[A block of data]
[Begin]

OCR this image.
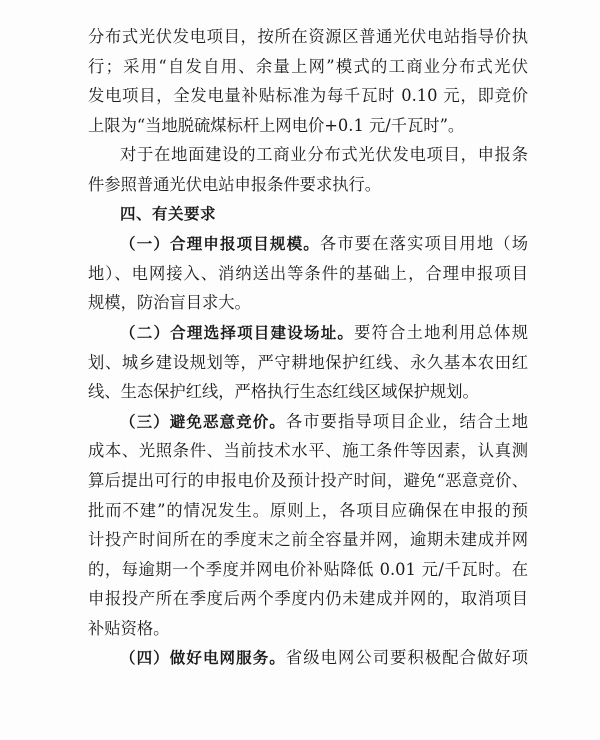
分布式光伏发电项目，按所在资源区普通光伏电站指导价执
行；采用“自发自用、余量上网”模式的工商业分布式光伏
发电项目，全发电量补贴标准为每千瓦时 0.10 元，即竞价
上限为“当地脱硫煤标杆上网电价+0.1 元/千瓦时”。
对于在地面建设的工商业分布式光伏发电项目，申报条
件参照普通光伏电站申报条件要求执行。
四、有关要求
（一）合理申报项目规模。各市要在落实项目用地（场
地）、电网接入、消纳送出等条件的基础上，合理申报项目
规模，防治盲目求大。
（二）合理选择项目建设场址。要符合土地利用总体规
划、城乡建设规划等，严守耕地保护红线、永久基本农田红
线、生态保护红线，严格执行生态红线区域保护规划。
（三）避免恶意竞价。各市要指导项目企业，结合土地
成本、光照条件、当前技术水平、施工条件等因素，认真测
算后提出可行的申报电价及预计投产时间，避免“恶意竞价、
批而不建”的情况发生。原则上，各项目应确保在申报的预
计投产时间所在的季度末之前全容量并网，逾期未建成并网
的，每逾期一个季度并网电价补贴降低 0.01 元/千瓦时。在
申报投产所在季度后两个季度内仍未建成并网的，取消项目
补贴资格。
（四）做好电网服务。省级电网公司要积极配合做好项
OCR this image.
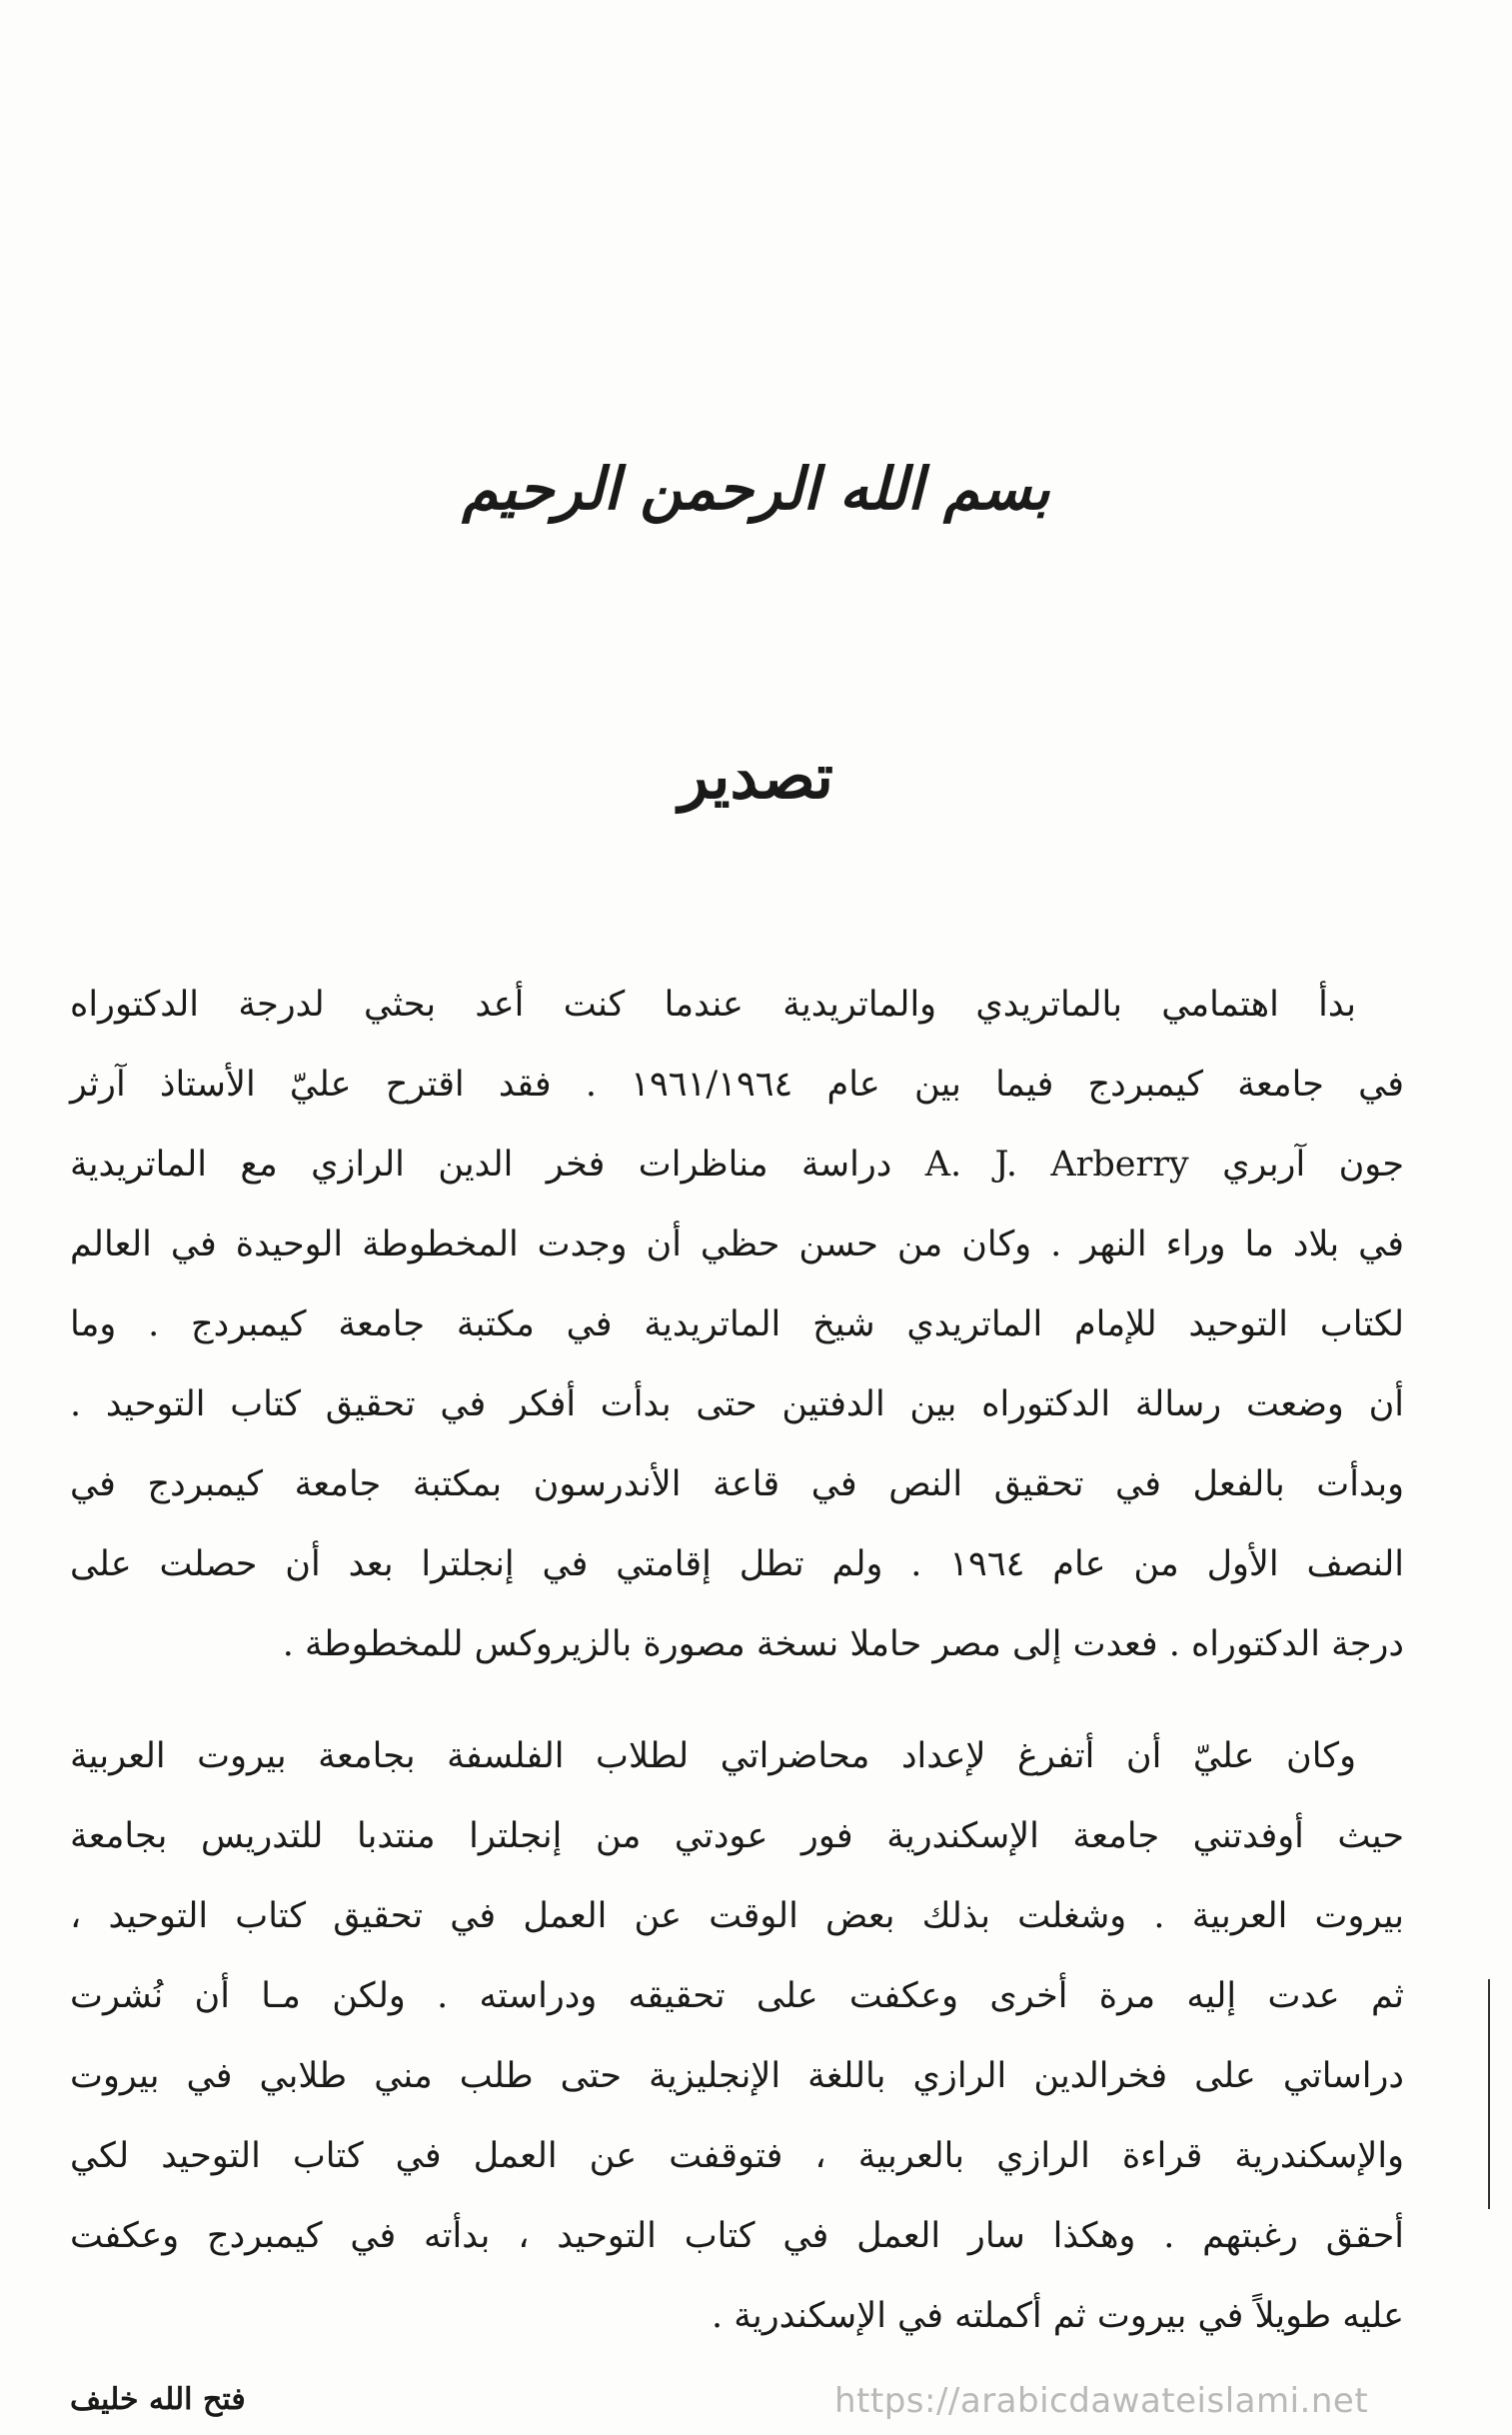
بسم الله الرحمن الرحيم
تصدير
بدأ اهتمامي بالماتريدي والماتريدية عندما كنت أعد بحثي لدرجة الدكتوراه
في جامعة كيمبردج فيما بين عام ١٩٦١/١٩٦٤ . فقد اقترح عليّ الأستاذ آرثر
جون آربري A. J. Arberry دراسة مناظرات فخر الدين الرازي مع الماتريدية
في بلاد ما وراء النهر . وكان من حسن حظي أن وجدت المخطوطة الوحيدة في العالم
لكتاب التوحيد للإمام الماتريدي شيخ الماتريدية في مكتبة جامعة كيمبردج . وما
أن وضعت رسالة الدكتوراه بين الدفتين حتى بدأت أفكر في تحقيق كتاب التوحيد .
وبدأت بالفعل في تحقيق النص في قاعة الأندرسون بمكتبة جامعة كيمبردج في
النصف الأول من عام ١٩٦٤ . ولم تطل إقامتي في إنجلترا بعد أن حصلت على
درجة الدكتوراه . فعدت إلى مصر حاملا نسخة مصورة بالزيروكس للمخطوطة .
وكان عليّ أن أتفرغ لإعداد محاضراتي لطلاب الفلسفة بجامعة بيروت العربية
حيث أوفدتني جامعة الإسكندرية فور عودتي من إنجلترا منتدبا للتدريس بجامعة
بيروت العربية . وشغلت بذلك بعض الوقت عن العمل في تحقيق كتاب التوحيد ،
ثم عدت إليه مرة أخرى وعكفت على تحقيقه ودراسته . ولكن مـا أن نُشرت
دراساتي على فخرالدين الرازي باللغة الإنجليزية حتى طلب مني طلابي في بيروت
والإسكندرية قراءة الرازي بالعربية ، فتوقفت عن العمل في كتاب التوحيد لكي
أحقق رغبتهم . وهكذا سار العمل في كتاب التوحيد ، بدأته في كيمبردج وعكفت
عليه طويلاً في بيروت ثم أكملته في الإسكندرية .
فتح الله خليف	https://arabicdawateislami.net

[End]

» TASK TO CARRY OUT
Transcribe all entries above exactly. Drop the pictures.

» FULL RESPONSE
OCR this image.
分布式光伏发电项目，按所在资源区普通光伏电站指导价执
行；采用“自发自用、余量上网”模式的工商业分布式光伏
发电项目，全发电量补贴标准为每千瓦时 0.10 元，即竞价
上限为“当地脱硫煤标杆上网电价+0.1 元/千瓦时”。
对于在地面建设的工商业分布式光伏发电项目，申报条
件参照普通光伏电站申报条件要求执行。
四、有关要求
（一）合理申报项目规模。各市要在落实项目用地（场
地）、电网接入、消纳送出等条件的基础上，合理申报项目
规模，防治盲目求大。
（二）合理选择项目建设场址。要符合土地利用总体规
划、城乡建设规划等，严守耕地保护红线、永久基本农田红
线、生态保护红线，严格执行生态红线区域保护规划。
（三）避免恶意竞价。各市要指导项目企业，结合土地
成本、光照条件、当前技术水平、施工条件等因素，认真测
算后提出可行的申报电价及预计投产时间，避免“恶意竞价、
批而不建”的情况发生。原则上，各项目应确保在申报的预
计投产时间所在的季度末之前全容量并网，逾期未建成并网
的，每逾期一个季度并网电价补贴降低 0.01 元/千瓦时。在
申报投产所在季度后两个季度内仍未建成并网的，取消项目
补贴资格。
（四）做好电网服务。省级电网公司要积极配合做好项
OCR this image.
بسم الله الرحمن الرحيم
تصدير
بدأ اهتمامي بالماتريدي والماتريدية عندما كنت أعد بحثي لدرجة الدكتوراه
في جامعة كيمبردج فيما بين عام ١٩٦١/١٩٦٤ . فقد اقترح عليّ الأستاذ آرثر
جون آربري A. J. Arberry دراسة مناظرات فخر الدين الرازي مع الماتريدية
في بلاد ما وراء النهر . وكان من حسن حظي أن وجدت المخطوطة الوحيدة في العالم
لكتاب التوحيد للإمام الماتريدي شيخ الماتريدية في مكتبة جامعة كيمبردج . وما
أن وضعت رسالة الدكتوراه بين الدفتين حتى بدأت أفكر في تحقيق كتاب التوحيد .
وبدأت بالفعل في تحقيق النص في قاعة الأندرسون بمكتبة جامعة كيمبردج في
النصف الأول من عام ١٩٦٤ . ولم تطل إقامتي في إنجلترا بعد أن حصلت على
درجة الدكتوراه . فعدت إلى مصر حاملا نسخة مصورة بالزيروكس للمخطوطة .
وكان عليّ أن أتفرغ لإعداد محاضراتي لطلاب الفلسفة بجامعة بيروت العربية
حيث أوفدتني جامعة الإسكندرية فور عودتي من إنجلترا منتدبا للتدريس بجامعة
بيروت العربية . وشغلت بذلك بعض الوقت عن العمل في تحقيق كتاب التوحيد ،
ثم عدت إليه مرة أخرى وعكفت على تحقيقه ودراسته . ولكن مـا أن نُشرت
دراساتي على فخرالدين الرازي باللغة الإنجليزية حتى طلب مني طلابي في بيروت
والإسكندرية قراءة الرازي بالعربية ، فتوقفت عن العمل في كتاب التوحيد لكي
أحقق رغبتهم . وهكذا سار العمل في كتاب التوحيد ، بدأته في كيمبردج وعكفت
عليه طويلاً في بيروت ثم أكملته في الإسكندرية .
فتح الله خليف	https://arabicdawateislami.net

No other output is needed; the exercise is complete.